Task goal: Determine which lines of the records include the word "себя", and copy them.

****

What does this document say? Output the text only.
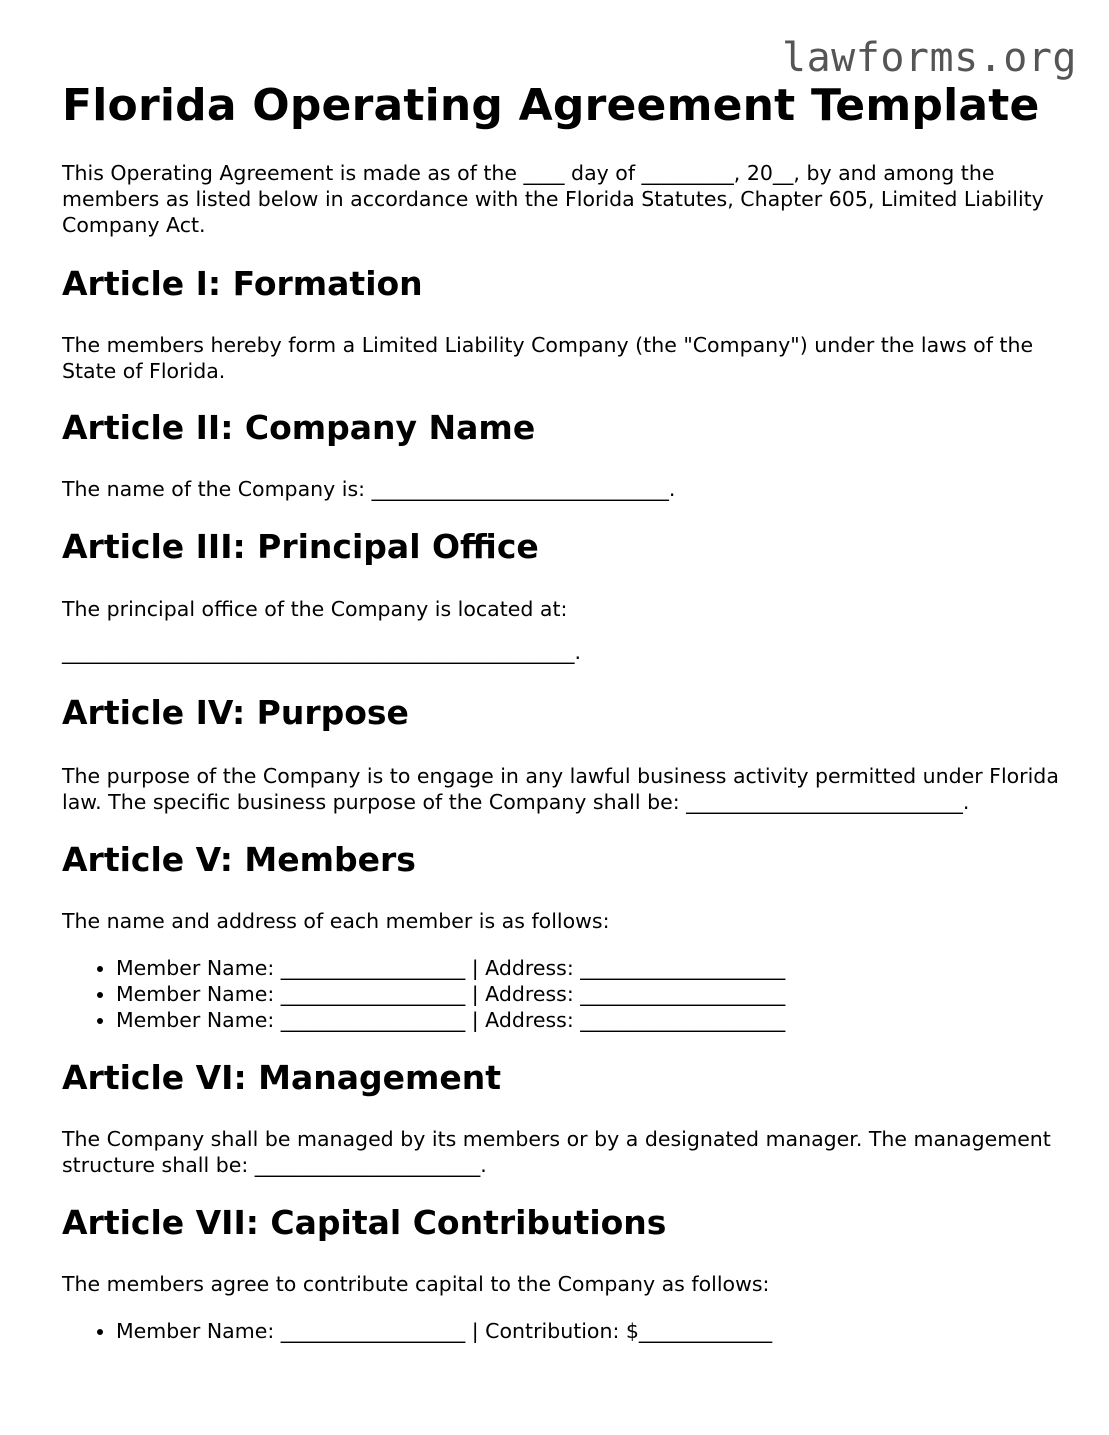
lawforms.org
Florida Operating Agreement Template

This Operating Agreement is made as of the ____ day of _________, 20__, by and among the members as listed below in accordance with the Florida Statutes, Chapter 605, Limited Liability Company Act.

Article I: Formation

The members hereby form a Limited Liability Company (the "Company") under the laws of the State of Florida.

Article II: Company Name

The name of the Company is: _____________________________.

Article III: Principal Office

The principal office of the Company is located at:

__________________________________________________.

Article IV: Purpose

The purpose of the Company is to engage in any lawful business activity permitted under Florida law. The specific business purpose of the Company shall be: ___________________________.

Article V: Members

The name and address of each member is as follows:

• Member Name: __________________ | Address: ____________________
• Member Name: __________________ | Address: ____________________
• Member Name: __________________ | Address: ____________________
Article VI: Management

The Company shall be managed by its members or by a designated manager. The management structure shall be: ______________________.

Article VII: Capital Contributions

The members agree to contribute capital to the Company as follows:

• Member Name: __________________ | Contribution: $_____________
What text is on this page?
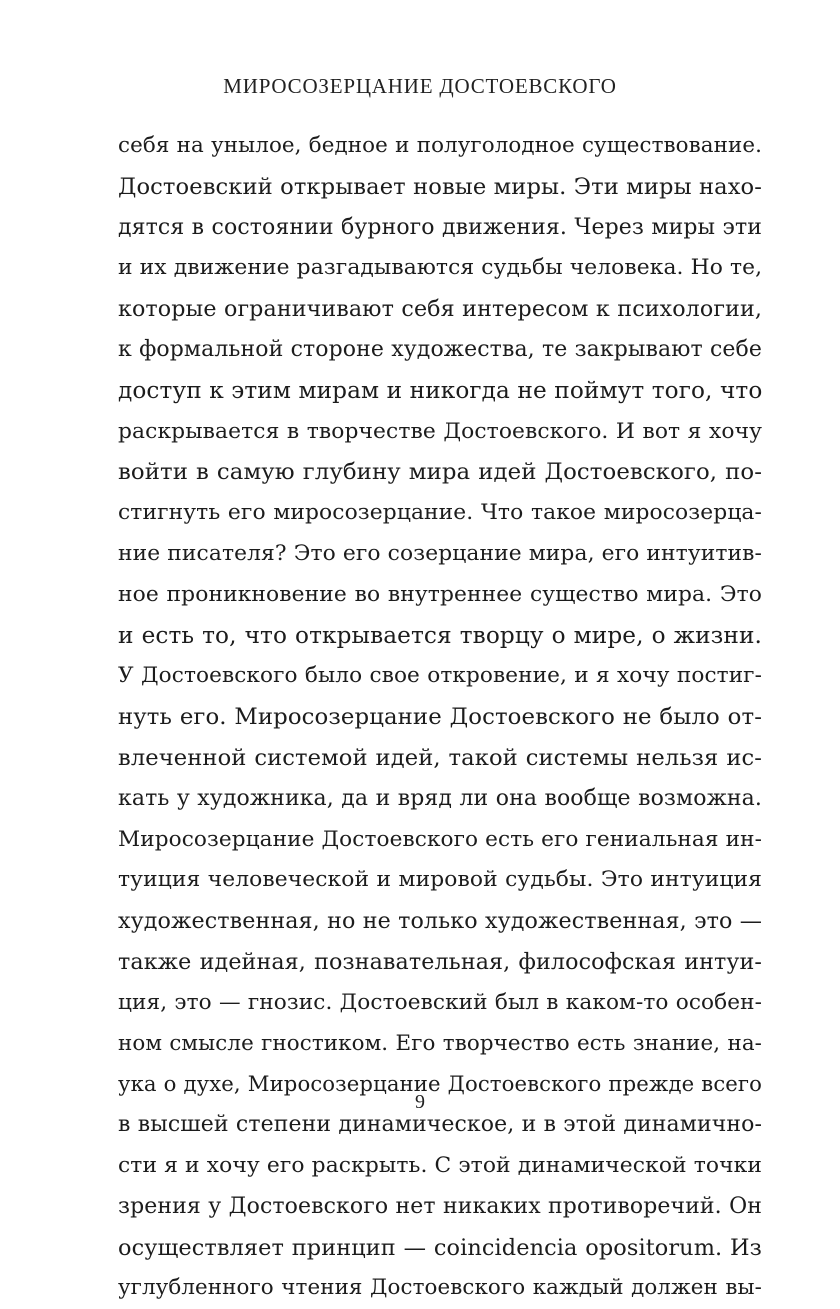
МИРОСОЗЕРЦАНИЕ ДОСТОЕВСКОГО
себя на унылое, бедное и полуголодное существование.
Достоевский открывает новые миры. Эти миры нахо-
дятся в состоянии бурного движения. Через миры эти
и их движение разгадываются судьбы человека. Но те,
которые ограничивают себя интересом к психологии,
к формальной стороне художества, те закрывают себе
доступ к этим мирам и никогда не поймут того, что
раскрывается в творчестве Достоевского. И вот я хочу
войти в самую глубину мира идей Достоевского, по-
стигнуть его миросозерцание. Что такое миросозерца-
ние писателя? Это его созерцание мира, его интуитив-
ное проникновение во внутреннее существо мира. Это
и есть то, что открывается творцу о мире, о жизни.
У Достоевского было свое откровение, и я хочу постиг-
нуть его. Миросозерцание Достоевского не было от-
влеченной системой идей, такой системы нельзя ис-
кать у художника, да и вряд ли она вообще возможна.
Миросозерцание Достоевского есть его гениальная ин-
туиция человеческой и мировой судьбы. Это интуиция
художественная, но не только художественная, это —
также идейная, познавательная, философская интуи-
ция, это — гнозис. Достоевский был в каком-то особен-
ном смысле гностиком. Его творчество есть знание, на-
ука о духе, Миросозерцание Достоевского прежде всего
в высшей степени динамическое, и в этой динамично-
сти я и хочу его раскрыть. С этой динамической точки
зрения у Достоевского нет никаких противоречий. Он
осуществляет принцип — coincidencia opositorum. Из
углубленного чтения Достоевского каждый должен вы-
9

****

The response:
себя на унылое, бедное и полуголодное существование.
которые ограничивают себя интересом к психологии,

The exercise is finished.